◆ Required work
Pictures stay out; everything else in the records below is copied exactly.

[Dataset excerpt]
>> start
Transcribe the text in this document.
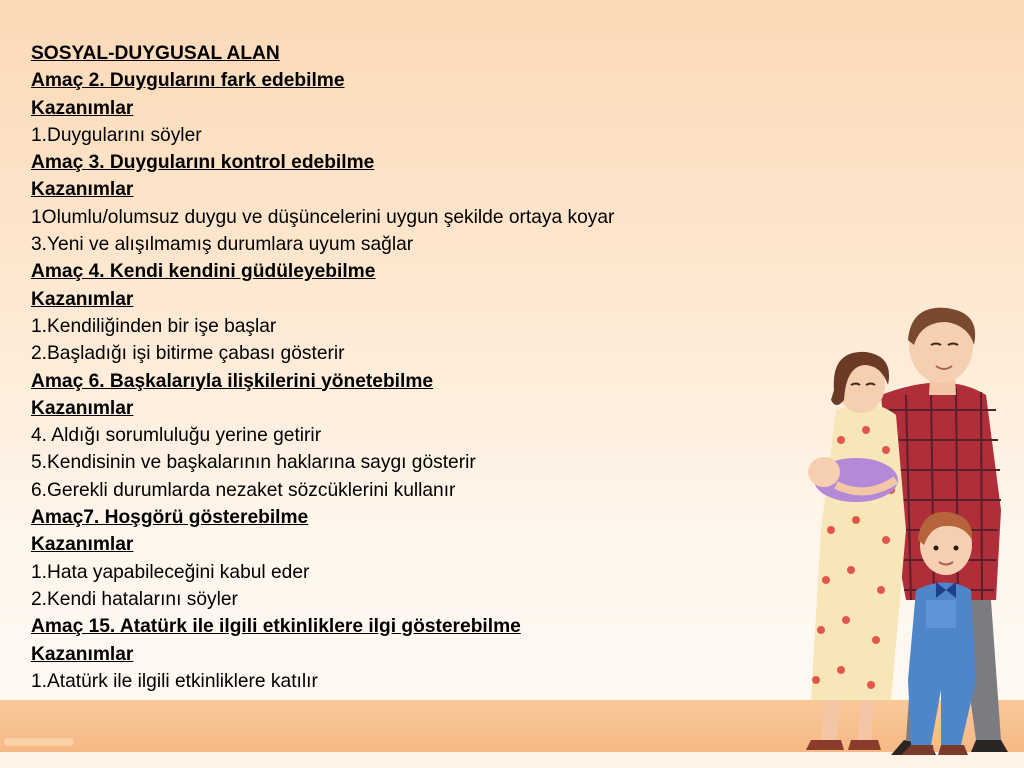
SOSYAL-DUYGUSAL ALAN
Amaç 2. Duygularını fark edebilme
Kazanımlar
1.Duygularını söyler
Amaç 3. Duygularını kontrol edebilme
Kazanımlar
1Olumlu/olumsuz duygu ve düşüncelerini uygun şekilde ortaya koyar
3.Yeni ve alışılmamış durumlara uyum sağlar
Amaç 4. Kendi kendini güdüleyebilme
Kazanımlar
1.Kendiliğinden bir işe başlar
2.Başladığı işi bitirme çabası gösterir
Amaç 6. Başkalarıyla ilişkilerini yönetebilme
Kazanımlar
4. Aldığı sorumluluğu yerine getirir
5.Kendisinin ve başkalarının haklarına saygı gösterir
6.Gerekli durumlarda nezaket sözcüklerini kullanır
Amaç7. Hoşgörü gösterebilme
Kazanımlar
1.Hata yapabileceğini kabul eder
2.Kendi hatalarını söyler
Amaç 15. Atatürk ile ilgili etkinliklere ilgi gösterebilme
Kazanımlar
1.Atatürk ile ilgili etkinliklere katılır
>> end
◆ Problem solution
Transcribe the text in this document.
SOSYAL-DUYGUSAL ALAN
Amaç 2. Duygularını fark edebilme
Kazanımlar
1.Duygularını söyler
Amaç 3. Duygularını kontrol edebilme
Kazanımlar
1Olumlu/olumsuz duygu ve düşüncelerini uygun şekilde ortaya koyar
3.Yeni ve alışılmamış durumlara uyum sağlar
Amaç 4. Kendi kendini güdüleyebilme
Kazanımlar
1.Kendiliğinden bir işe başlar
2.Başladığı işi bitirme çabası gösterir
Amaç 6. Başkalarıyla ilişkilerini yönetebilme
Kazanımlar
4. Aldığı sorumluluğu yerine getirir
5.Kendisinin ve başkalarının haklarına saygı gösterir
6.Gerekli durumlarda nezaket sözcüklerini kullanır
Amaç7. Hoşgörü gösterebilme
Kazanımlar
1.Hata yapabileceğini kabul eder
2.Kendi hatalarını söyler
Amaç 15. Atatürk ile ilgili etkinliklere ilgi gösterebilme
Kazanımlar
1.Atatürk ile ilgili etkinliklere katılır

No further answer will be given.